→ Exercise brief: Report each line in the items below that contains the string "ratio", copying every such line in full.

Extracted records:
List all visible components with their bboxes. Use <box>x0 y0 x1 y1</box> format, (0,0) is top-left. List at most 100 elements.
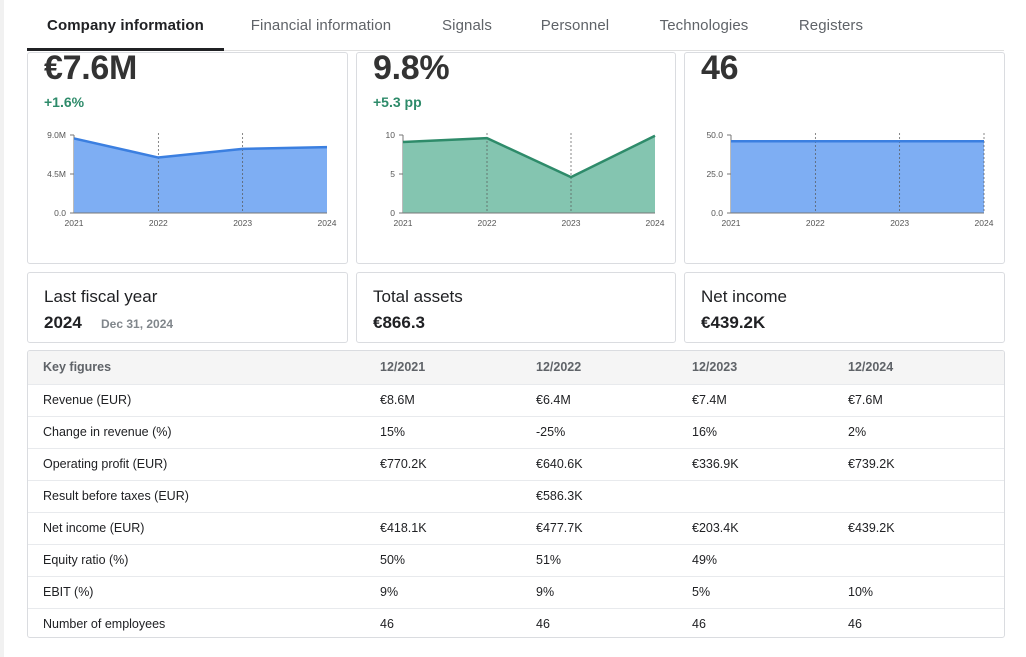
table-cell: €477.7K <box>536 511 692 544</box>
column-header: 12/2022 <box>536 360 582 375</box>
ebit-metric-card: 9.8% +5.3 pp 10 5 0 2021 2022 2023 2024 <box>356 52 676 264</box>
table-cell: 2% <box>848 415 1004 448</box>
table-row: Operating profit (EUR) €770.2K €640.6K €336… <box>28 447 1004 480</box>
x-tick-label: 2022 <box>149 218 168 228</box>
x-tick-label: 2024 <box>975 218 994 228</box>
metric-value: €7.6M <box>44 52 137 87</box>
table-cell: -25% <box>536 415 692 448</box>
tab-signals[interactable]: Signals <box>442 16 492 34</box>
y-tick-label: 5 <box>390 169 395 179</box>
table-row: Net income (EUR) €418.1K €477.7K €203.4K €43… <box>28 511 1004 544</box>
table-cell <box>380 479 536 512</box>
x-tick-label: 2023 <box>890 218 909 228</box>
y-tick-label: 25.0 <box>706 169 723 179</box>
info-value: 2024 <box>44 313 82 332</box>
tab-financial-information[interactable]: Financial information <box>250 16 392 34</box>
table-cell: 16% <box>692 415 848 448</box>
key-figures-table-card: Key figures 12/2021 12/2022 12/2023 12/2… <box>27 350 1005 638</box>
row-label: Revenue (EUR) <box>28 383 380 416</box>
table-row: EBIT (%) 9% 9% 5% 10% <box>28 575 1004 608</box>
table-cell <box>848 479 1004 512</box>
series-area <box>403 135 655 213</box>
column-header: 12/2024 <box>848 360 894 375</box>
table-cell: €770.2K <box>380 447 536 480</box>
active-tab-indicator <box>27 48 224 51</box>
row-label: Result before taxes (EUR) <box>28 479 380 512</box>
row-label: Change in revenue (%) <box>28 415 380 448</box>
table-cell: €439.2K <box>848 511 1004 544</box>
table-cell: 9% <box>380 575 536 608</box>
y-tick-label: 10 <box>386 130 396 140</box>
x-tick-label: 2022 <box>806 218 825 228</box>
x-tick-label: 2024 <box>646 218 665 228</box>
x-tick-label: 2024 <box>318 218 337 228</box>
table-cell <box>692 479 848 512</box>
table-row: Change in revenue (%) 15% -25% 16% 2% <box>28 415 1004 448</box>
series-area <box>74 138 327 213</box>
employees-metric-card: 46 50.0 25.0 0.0 2021 2022 2023 2024 <box>684 52 1005 264</box>
column-header: Key figures <box>43 360 112 375</box>
table-cell: €418.1K <box>380 511 536 544</box>
total-assets-card: Total assets €866.3 <box>356 272 676 343</box>
key-figures-table: Key figures 12/2021 12/2022 12/2023 12/2… <box>28 351 1004 637</box>
x-tick-label: 2022 <box>478 218 497 228</box>
series-line <box>73 137 328 159</box>
x-tick-label: 2021 <box>394 218 413 228</box>
table-cell: €203.4K <box>692 511 848 544</box>
y-tick-label: 9.0M <box>47 130 66 140</box>
table-cell: €336.9K <box>692 447 848 480</box>
metric-change: +1.6% <box>44 94 85 110</box>
table-cell: 50% <box>380 543 536 576</box>
x-tick-label: 2023 <box>562 218 581 228</box>
tab-company-information[interactable]: Company information <box>47 16 204 34</box>
table-row: Result before taxes (EUR) €586.3K <box>28 479 1004 512</box>
y-tick-label: 50.0 <box>706 130 723 140</box>
table-row: Revenue (EUR) €8.6M €6.4M €7.4M €7.6M <box>28 383 1004 416</box>
fiscal-year-end-date: Dec 31, 2024 <box>101 317 174 331</box>
table-cell: 15% <box>380 415 536 448</box>
table-cell: €586.3K <box>536 479 692 512</box>
x-tick-label: 2023 <box>233 218 252 228</box>
x-tick-label: 2021 <box>65 218 84 228</box>
info-value: €439.2K <box>701 313 766 332</box>
y-tick-label: 0.0 <box>54 208 66 218</box>
table-cell: €8.6M <box>380 383 536 416</box>
info-label: Net income <box>701 287 787 306</box>
info-label: Total assets <box>373 287 463 306</box>
tab-bar: Company information Financial informatio… <box>27 0 1004 51</box>
column-header: 12/2023 <box>692 360 738 375</box>
table-header-row: Key figures 12/2021 12/2022 12/2023 12/2… <box>28 351 1004 384</box>
table-cell: €7.6M <box>848 383 1004 416</box>
tab-registers[interactable]: Registers <box>798 16 864 34</box>
metric-change: +5.3 pp <box>373 94 422 110</box>
row-label: Net income (EUR) <box>28 511 380 544</box>
table-row: Equity ratio (%) 50% 51% 49% <box>28 543 1004 576</box>
row-label: Number of employees <box>28 607 380 637</box>
row-label: Equity ratio (%) <box>28 543 380 576</box>
table-cell: 10% <box>848 575 1004 608</box>
table-cell: 46 <box>380 607 536 637</box>
net-income-card: Net income €439.2K <box>684 272 1005 343</box>
tab-technologies[interactable]: Technologies <box>659 16 749 34</box>
table-cell: 5% <box>692 575 848 608</box>
table-row: Number of employees 46 46 46 46 <box>28 607 1004 637</box>
metric-value: 46 <box>701 52 739 87</box>
metric-value: 9.8% <box>373 52 450 87</box>
table-cell: €739.2K <box>848 447 1004 480</box>
table-cell <box>848 543 1004 576</box>
y-tick-label: 0 <box>390 208 395 218</box>
revenue-metric-card: €7.6M +1.6% 9.0M 4.5M 0.0 2021 2022 2023 2024 <box>27 52 348 264</box>
table-cell: 46 <box>536 607 692 637</box>
table-cell: 49% <box>692 543 848 576</box>
tab-personnel[interactable]: Personnel <box>540 16 610 34</box>
table-cell: 9% <box>536 575 692 608</box>
row-label: EBIT (%) <box>28 575 380 608</box>
column-header: 12/2021 <box>380 360 426 375</box>
table-cell: 46 <box>692 607 848 637</box>
info-label: Last fiscal year <box>44 287 158 306</box>
last-fiscal-year-card: Last fiscal year 2024 Dec 31, 2024 <box>27 272 348 343</box>
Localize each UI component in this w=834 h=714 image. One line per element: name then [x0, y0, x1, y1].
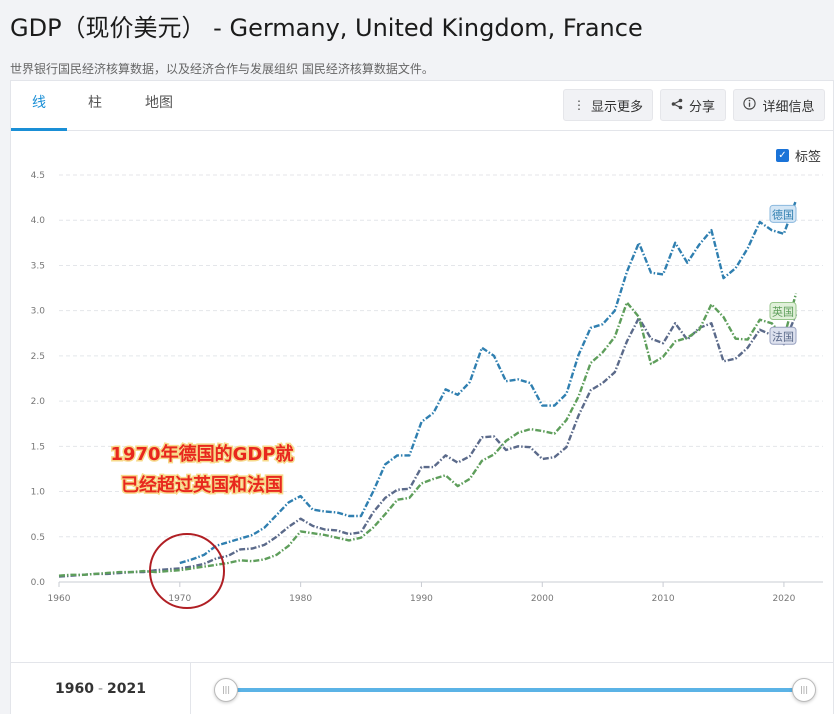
series-end-label-1: 英国: [769, 301, 797, 320]
x-tick-label: 1980: [289, 594, 312, 604]
series-end-label-text: 法国: [772, 329, 794, 343]
annotation-circle: [149, 533, 225, 609]
slider-track[interactable]: [225, 688, 803, 692]
series-end-label-0: 德国: [769, 204, 797, 223]
share-button[interactable]: 分享: [660, 89, 726, 121]
checkbox-checked-icon[interactable]: ✓: [775, 149, 789, 162]
y-tick-label: 3.0: [31, 307, 46, 317]
y-tick-label: 2.0: [31, 397, 46, 407]
series-end-label-2: 法国: [769, 326, 797, 345]
x-tick-label: 2020: [772, 594, 795, 604]
y-tick-label: 2.5: [31, 352, 45, 362]
y-tick-label: 1.5: [31, 442, 45, 452]
series-end-label-text: 德国: [772, 207, 794, 221]
y-axis: 0.0 0.5 1.0 1.5 2.0 2.5 3.0 3.5 4.0 4.5: [31, 171, 46, 588]
y-tick-label: 1.0: [31, 488, 46, 498]
x-tick-label: 1970: [168, 594, 191, 604]
x-tick-label: 2010: [652, 594, 675, 604]
annotation-line-2: 已经超过英国和法国: [121, 474, 283, 496]
labels-toggle-label: 标签: [794, 150, 821, 165]
y-tick-label: 0.5: [31, 533, 45, 543]
slider-end-handle[interactable]: |||: [792, 678, 816, 702]
y-tick-label: 4.0: [31, 216, 46, 226]
tab-bar[interactable]: 柱: [88, 95, 102, 111]
labels-toggle[interactable]: ✓ 标签: [775, 146, 821, 165]
series-line-0: [179, 199, 798, 565]
view-tabs: 线 柱 地图 ⋮ 显示更多 分享 详细信息: [11, 81, 833, 131]
show-more-button[interactable]: ⋮ 显示更多: [563, 89, 653, 121]
y-tick-label: 3.5: [31, 261, 45, 271]
info-icon: [743, 97, 757, 113]
y-tick-label: 0.0: [31, 578, 46, 588]
grid: [59, 174, 823, 583]
x-axis: 1960 1970 1980 1990 2000 2010 2020: [48, 582, 796, 604]
series-end-label-box: [769, 204, 797, 223]
x-tick-label: 1960: [48, 594, 71, 604]
more-vertical-icon: ⋮: [572, 98, 585, 112]
series-end-label-box: [769, 326, 797, 345]
y-tick-label: 4.5: [31, 171, 45, 181]
range-separator: -: [97, 681, 104, 697]
x-tick-label: 2000: [531, 594, 554, 604]
tab-line[interactable]: 线: [11, 81, 67, 131]
annotation: 1970年德国的GDP就 已经超过英国和法国: [109, 442, 295, 609]
series-line-1: [58, 293, 798, 577]
line-chart: 0.00.51.01.52.02.53.03.54.04.5 1960 1970 1…: [31, 171, 823, 609]
details-button[interactable]: 详细信息: [733, 89, 825, 121]
series-lines: [58, 199, 798, 578]
show-more-label: 显示更多: [590, 99, 643, 115]
series-end-label-text: 英国: [772, 304, 794, 318]
page-title: GDP（现价美元） - Germany, United Kingdom, Fra…: [10, 14, 643, 42]
series-line-2: [58, 313, 798, 578]
range-start: 1960: [55, 681, 94, 697]
share-label: 分享: [688, 99, 715, 115]
details-label: 详细信息: [762, 99, 815, 115]
year-range-slider: 1960 - 2021 ||| |||: [11, 662, 833, 714]
chart-panel: 线 柱 地图 ⋮ 显示更多 分享 详细信息 ✓ 标签 0.0 0.5 1.0 1.5 2…: [10, 80, 834, 714]
slider-start-handle[interactable]: |||: [214, 678, 238, 702]
page-subtitle: 世界银行国民经济核算数据，以及经济合作与发展组织 国民经济核算数据文件。: [10, 62, 434, 76]
series-end-label-box: [769, 301, 797, 320]
annotation-line-1: 1970年德国的GDP就: [110, 443, 293, 465]
x-tick-label: 1990: [410, 594, 433, 604]
tab-map[interactable]: 地图: [145, 95, 173, 111]
chart-area: ✓ 标签 0.0 0.5 1.0 1.5 2.0 2.5 3.0 3.5 4.0 4.5 1960…: [11, 132, 833, 662]
range-end: 2021: [107, 681, 146, 697]
year-range-label: 1960 - 2021: [11, 663, 191, 714]
share-icon: [671, 98, 683, 113]
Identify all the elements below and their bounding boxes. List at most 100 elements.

→ Written solution:
table-row: Equity ratio (%) 50% 51% 49% <box>28 543 1004 576</box>
row-label: Equity ratio (%) <box>28 543 380 576</box>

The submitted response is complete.